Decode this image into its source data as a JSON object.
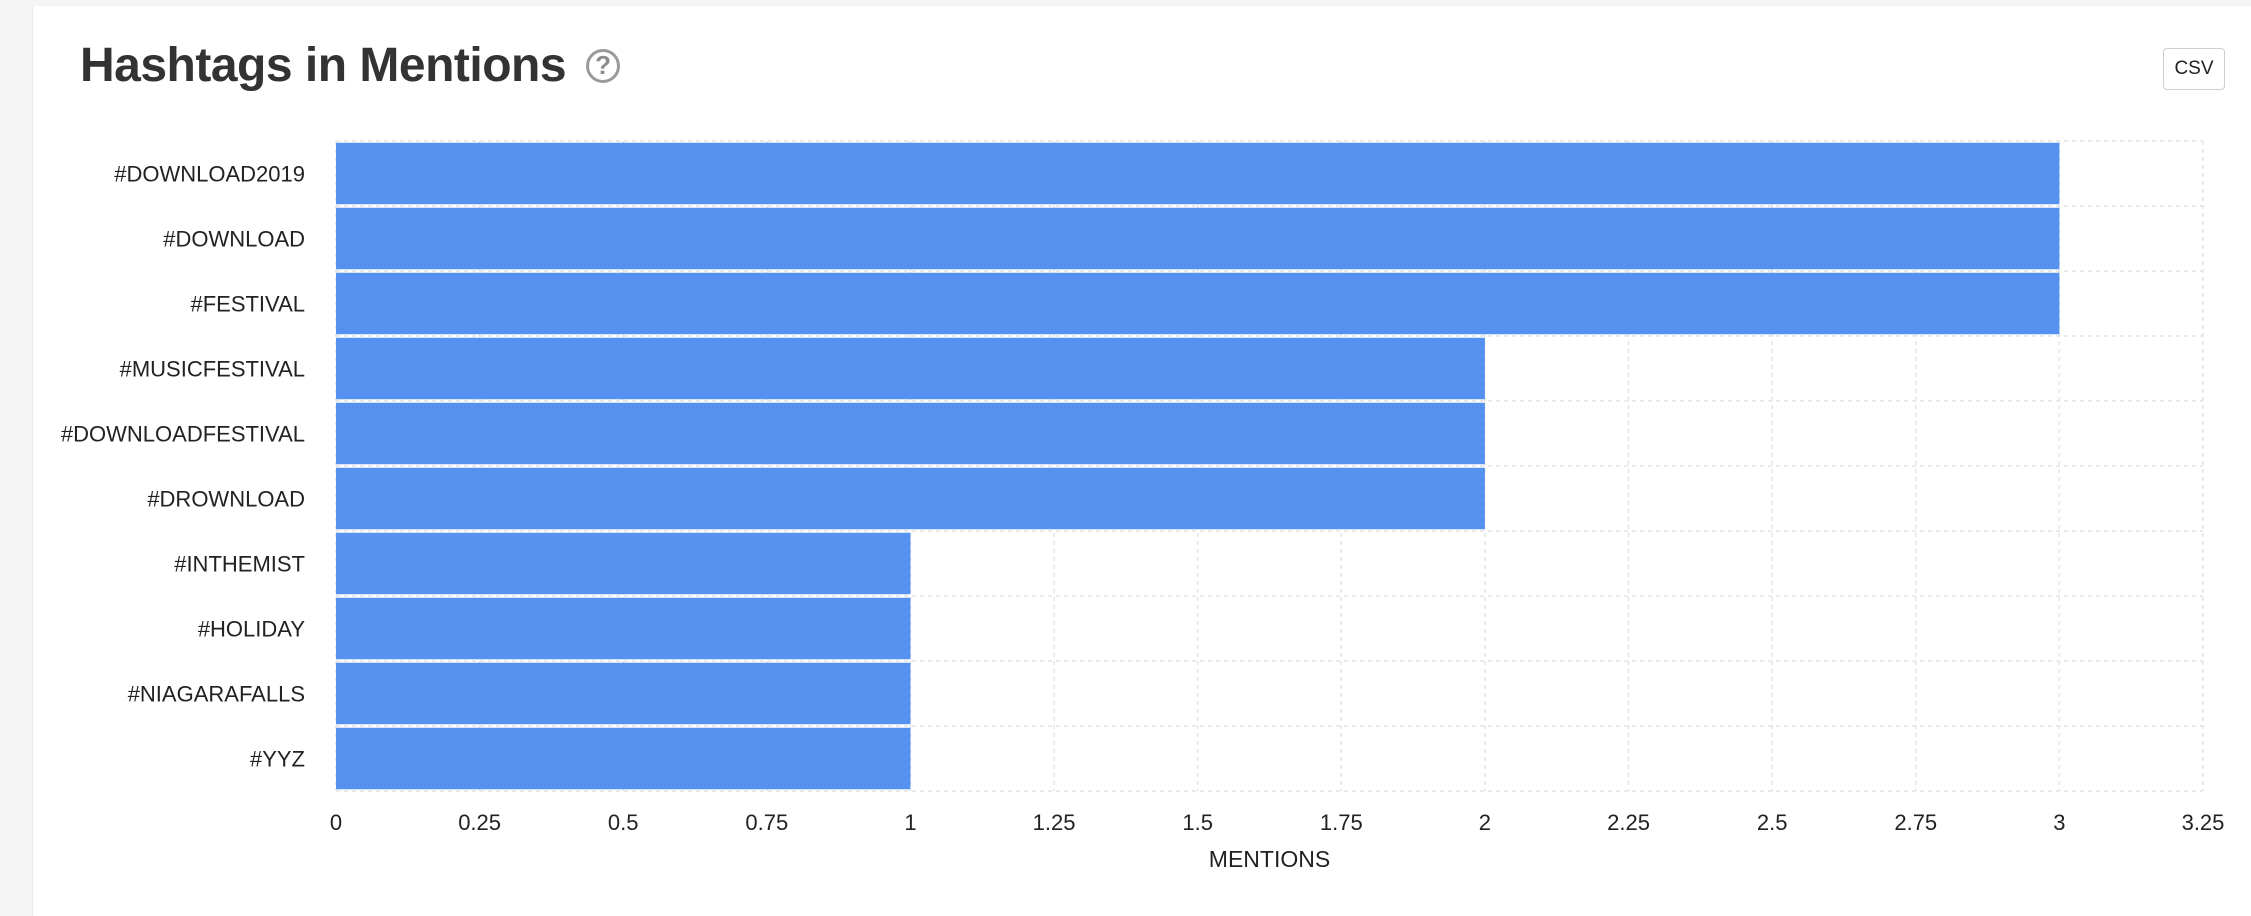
{
  "header": {
    "title": "Hashtags in Mentions",
    "help_glyph": "?",
    "csv_label": "CSV"
  },
  "colors": {
    "bar": "#5592ef",
    "grid": "#e4e4e4",
    "title": "#333333"
  },
  "chart_data": {
    "type": "bar",
    "orientation": "horizontal",
    "categories": [
      "#DOWNLOAD2019",
      "#DOWNLOAD",
      "#FESTIVAL",
      "#MUSICFESTIVAL",
      "#DOWNLOADFESTIVAL",
      "#DROWNLOAD",
      "#INTHEMIST",
      "#HOLIDAY",
      "#NIAGARAFALLS",
      "#YYZ"
    ],
    "values": [
      3,
      3,
      3,
      2,
      2,
      2,
      1,
      1,
      1,
      1
    ],
    "title": "Hashtags in Mentions",
    "xlabel": "MENTIONS",
    "ylabel": "",
    "xlim": [
      0,
      3.25
    ],
    "xticks": [
      "0",
      "0.25",
      "0.5",
      "0.75",
      "1",
      "1.25",
      "1.5",
      "1.75",
      "2",
      "2.25",
      "2.5",
      "2.75",
      "3",
      "3.25"
    ],
    "grid": true,
    "legend": "none"
  }
}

------------------------------------

_AIM:_
From the entries above, output every line exactly and omit any image.

_EXERCISE SOLUTION:_
Decode this image into its source data as a JSON object.
{
  "header": {
    "title": "Hashtags in Mentions",
    "help_glyph": "?",
    "csv_label": "CSV"
  },
  "colors": {
    "bar": "#5592ef",
    "grid": "#e4e4e4",
    "title": "#333333"
  },
  "chart_data": {
    "type": "bar",
    "orientation": "horizontal",
    "categories": [
      "#DOWNLOAD2019",
      "#DOWNLOAD",
      "#FESTIVAL",
      "#MUSICFESTIVAL",
      "#DOWNLOADFESTIVAL",
      "#DROWNLOAD",
      "#INTHEMIST",
      "#HOLIDAY",
      "#NIAGARAFALLS",
      "#YYZ"
    ],
    "values": [
      3,
      3,
      3,
      2,
      2,
      2,
      1,
      1,
      1,
      1
    ],
    "title": "Hashtags in Mentions",
    "xlabel": "MENTIONS",
    "ylabel": "",
    "xlim": [
      0,
      3.25
    ],
    "xticks": [
      "0",
      "0.25",
      "0.5",
      "0.75",
      "1",
      "1.25",
      "1.5",
      "1.75",
      "2",
      "2.25",
      "2.5",
      "2.75",
      "3",
      "3.25"
    ],
    "grid": true,
    "legend": "none"
  }
}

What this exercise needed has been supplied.